Document page text data:
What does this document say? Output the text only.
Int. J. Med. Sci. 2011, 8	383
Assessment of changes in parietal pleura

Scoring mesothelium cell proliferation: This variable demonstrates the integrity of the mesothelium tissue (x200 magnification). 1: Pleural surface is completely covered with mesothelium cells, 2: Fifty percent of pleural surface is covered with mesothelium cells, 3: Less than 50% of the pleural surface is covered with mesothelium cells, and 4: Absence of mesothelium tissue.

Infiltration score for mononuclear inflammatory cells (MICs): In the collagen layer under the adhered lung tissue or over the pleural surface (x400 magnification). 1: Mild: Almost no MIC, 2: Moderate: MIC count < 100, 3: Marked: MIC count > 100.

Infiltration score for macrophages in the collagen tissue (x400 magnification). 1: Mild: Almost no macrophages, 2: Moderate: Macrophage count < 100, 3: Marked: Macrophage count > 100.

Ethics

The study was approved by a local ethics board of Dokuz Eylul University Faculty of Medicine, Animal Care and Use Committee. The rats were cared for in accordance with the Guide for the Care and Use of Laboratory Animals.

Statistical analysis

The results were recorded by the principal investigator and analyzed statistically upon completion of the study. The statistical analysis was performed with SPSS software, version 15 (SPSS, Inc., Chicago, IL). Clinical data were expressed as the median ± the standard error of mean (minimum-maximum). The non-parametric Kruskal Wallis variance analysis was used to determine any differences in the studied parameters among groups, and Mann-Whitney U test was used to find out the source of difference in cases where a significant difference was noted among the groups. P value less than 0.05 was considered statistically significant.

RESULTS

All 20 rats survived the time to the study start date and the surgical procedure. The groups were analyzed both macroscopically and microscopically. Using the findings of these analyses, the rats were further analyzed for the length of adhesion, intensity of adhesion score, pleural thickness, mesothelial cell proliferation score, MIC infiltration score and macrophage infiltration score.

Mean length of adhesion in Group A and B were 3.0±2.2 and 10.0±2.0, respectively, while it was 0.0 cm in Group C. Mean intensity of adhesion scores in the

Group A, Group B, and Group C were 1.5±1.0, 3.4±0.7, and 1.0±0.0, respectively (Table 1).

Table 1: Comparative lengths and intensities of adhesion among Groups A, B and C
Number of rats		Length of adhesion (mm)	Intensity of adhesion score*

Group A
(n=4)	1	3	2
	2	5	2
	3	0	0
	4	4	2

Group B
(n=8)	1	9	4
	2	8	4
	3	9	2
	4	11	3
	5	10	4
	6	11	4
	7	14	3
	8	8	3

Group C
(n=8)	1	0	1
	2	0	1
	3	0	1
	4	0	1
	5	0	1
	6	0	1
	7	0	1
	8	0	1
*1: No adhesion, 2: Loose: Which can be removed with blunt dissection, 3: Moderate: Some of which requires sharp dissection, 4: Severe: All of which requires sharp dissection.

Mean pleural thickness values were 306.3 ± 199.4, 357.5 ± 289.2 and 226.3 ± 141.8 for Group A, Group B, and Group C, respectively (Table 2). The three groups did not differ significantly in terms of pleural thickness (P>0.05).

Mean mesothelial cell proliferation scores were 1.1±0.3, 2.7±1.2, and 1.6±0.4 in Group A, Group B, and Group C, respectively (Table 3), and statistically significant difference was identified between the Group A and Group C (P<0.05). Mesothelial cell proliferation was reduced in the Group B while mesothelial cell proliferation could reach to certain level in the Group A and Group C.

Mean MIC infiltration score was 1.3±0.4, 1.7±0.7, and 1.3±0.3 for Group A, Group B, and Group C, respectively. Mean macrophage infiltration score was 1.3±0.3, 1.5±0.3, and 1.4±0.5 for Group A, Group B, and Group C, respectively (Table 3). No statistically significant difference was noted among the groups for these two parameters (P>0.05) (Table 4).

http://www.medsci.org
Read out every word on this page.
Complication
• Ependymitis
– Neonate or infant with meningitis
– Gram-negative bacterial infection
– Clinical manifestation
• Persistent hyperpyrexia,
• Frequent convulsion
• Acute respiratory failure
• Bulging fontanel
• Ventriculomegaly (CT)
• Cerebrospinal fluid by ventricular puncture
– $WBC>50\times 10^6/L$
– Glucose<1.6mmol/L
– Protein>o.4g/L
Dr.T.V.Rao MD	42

[WHAT YOU WILL DO]: Nothing but a number should be given: the count of lines in the entries that contain the word "Marked".

[ANSWER SPACE]: 2